AIM OF THE TASK:
Identify each line containing the word "Aurobindo" and copy it.

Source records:
━━━━━━

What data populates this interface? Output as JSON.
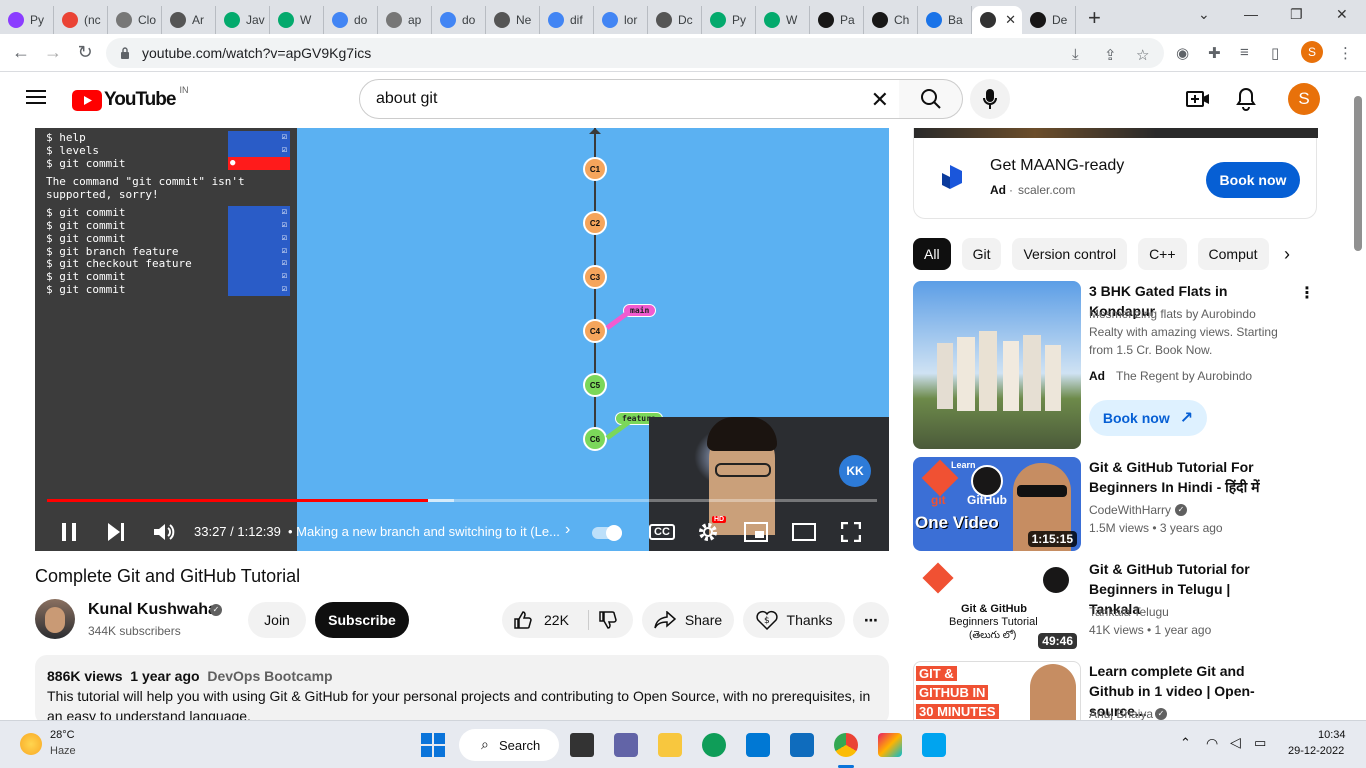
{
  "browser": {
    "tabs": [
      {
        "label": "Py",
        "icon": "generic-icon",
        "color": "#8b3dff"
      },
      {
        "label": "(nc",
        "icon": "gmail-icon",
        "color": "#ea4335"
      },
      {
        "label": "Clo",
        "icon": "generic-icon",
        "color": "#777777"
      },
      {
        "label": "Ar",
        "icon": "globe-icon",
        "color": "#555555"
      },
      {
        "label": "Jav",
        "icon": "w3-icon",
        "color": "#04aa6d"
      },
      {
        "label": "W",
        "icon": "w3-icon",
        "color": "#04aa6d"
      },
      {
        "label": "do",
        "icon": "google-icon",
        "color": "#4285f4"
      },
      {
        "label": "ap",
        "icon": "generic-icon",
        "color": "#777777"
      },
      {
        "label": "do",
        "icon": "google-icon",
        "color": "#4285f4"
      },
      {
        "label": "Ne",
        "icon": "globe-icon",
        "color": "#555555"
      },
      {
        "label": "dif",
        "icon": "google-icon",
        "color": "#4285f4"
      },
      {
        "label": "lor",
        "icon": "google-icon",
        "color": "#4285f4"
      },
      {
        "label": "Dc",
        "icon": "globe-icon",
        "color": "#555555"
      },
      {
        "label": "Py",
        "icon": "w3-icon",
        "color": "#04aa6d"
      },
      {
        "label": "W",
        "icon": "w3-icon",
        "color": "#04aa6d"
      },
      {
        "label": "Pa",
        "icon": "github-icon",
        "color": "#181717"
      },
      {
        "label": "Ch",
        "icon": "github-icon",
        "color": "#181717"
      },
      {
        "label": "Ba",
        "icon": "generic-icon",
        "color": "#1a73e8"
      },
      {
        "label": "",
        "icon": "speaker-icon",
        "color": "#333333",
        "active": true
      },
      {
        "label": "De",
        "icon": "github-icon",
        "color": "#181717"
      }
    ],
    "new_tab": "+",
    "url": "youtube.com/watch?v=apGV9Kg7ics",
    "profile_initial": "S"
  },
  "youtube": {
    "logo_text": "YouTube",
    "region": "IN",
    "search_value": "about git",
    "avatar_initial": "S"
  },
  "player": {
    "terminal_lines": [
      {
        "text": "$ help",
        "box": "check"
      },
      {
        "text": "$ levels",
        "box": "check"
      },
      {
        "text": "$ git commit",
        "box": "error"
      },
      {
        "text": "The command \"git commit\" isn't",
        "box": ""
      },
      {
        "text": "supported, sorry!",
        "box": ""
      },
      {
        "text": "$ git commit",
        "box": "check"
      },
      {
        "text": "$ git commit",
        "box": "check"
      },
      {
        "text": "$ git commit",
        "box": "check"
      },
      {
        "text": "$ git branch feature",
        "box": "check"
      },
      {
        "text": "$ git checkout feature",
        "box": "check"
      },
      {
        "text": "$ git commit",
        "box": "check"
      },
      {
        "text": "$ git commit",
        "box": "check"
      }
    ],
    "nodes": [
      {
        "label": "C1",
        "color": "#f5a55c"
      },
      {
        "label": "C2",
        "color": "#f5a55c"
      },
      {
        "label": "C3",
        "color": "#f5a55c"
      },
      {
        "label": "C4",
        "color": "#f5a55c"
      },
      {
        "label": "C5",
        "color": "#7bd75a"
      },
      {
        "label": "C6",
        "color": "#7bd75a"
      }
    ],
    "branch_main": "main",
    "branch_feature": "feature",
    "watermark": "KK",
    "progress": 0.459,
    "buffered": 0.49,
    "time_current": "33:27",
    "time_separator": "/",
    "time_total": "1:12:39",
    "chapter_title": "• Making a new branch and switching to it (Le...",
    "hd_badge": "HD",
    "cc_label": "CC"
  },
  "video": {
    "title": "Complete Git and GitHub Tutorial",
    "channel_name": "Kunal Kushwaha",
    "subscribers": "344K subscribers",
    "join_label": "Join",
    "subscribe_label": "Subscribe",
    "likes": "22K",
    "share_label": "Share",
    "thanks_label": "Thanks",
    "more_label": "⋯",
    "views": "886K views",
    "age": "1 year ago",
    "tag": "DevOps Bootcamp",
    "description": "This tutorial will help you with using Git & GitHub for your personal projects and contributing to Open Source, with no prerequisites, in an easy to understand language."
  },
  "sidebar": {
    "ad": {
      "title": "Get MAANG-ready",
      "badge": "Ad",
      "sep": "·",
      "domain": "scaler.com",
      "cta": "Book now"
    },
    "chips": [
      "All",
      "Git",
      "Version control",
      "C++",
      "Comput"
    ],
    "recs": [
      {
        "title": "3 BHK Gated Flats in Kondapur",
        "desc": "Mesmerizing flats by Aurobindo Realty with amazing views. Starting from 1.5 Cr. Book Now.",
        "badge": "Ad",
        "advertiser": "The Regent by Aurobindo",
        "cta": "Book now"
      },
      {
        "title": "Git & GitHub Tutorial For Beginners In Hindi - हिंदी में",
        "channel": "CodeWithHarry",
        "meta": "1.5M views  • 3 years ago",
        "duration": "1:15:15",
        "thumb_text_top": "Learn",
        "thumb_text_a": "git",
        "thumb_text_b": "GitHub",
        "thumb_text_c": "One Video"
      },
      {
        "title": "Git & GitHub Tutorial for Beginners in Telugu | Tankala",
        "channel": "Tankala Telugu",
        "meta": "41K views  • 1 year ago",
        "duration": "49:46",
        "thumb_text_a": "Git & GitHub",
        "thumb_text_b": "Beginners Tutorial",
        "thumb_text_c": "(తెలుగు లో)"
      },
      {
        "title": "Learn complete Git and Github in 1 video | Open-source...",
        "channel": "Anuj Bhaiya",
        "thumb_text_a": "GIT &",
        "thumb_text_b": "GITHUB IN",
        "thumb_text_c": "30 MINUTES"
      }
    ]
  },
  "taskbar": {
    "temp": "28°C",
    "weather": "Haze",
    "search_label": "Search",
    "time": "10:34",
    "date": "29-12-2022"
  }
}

━━━━━━

RESULT OF THIS TASK:
        "desc": "Mesmerizing flats by Aurobindo Realty with amazing views. Starting from 1.5 Cr. Book Now.",
        "advertiser": "The Regent by Aurobindo",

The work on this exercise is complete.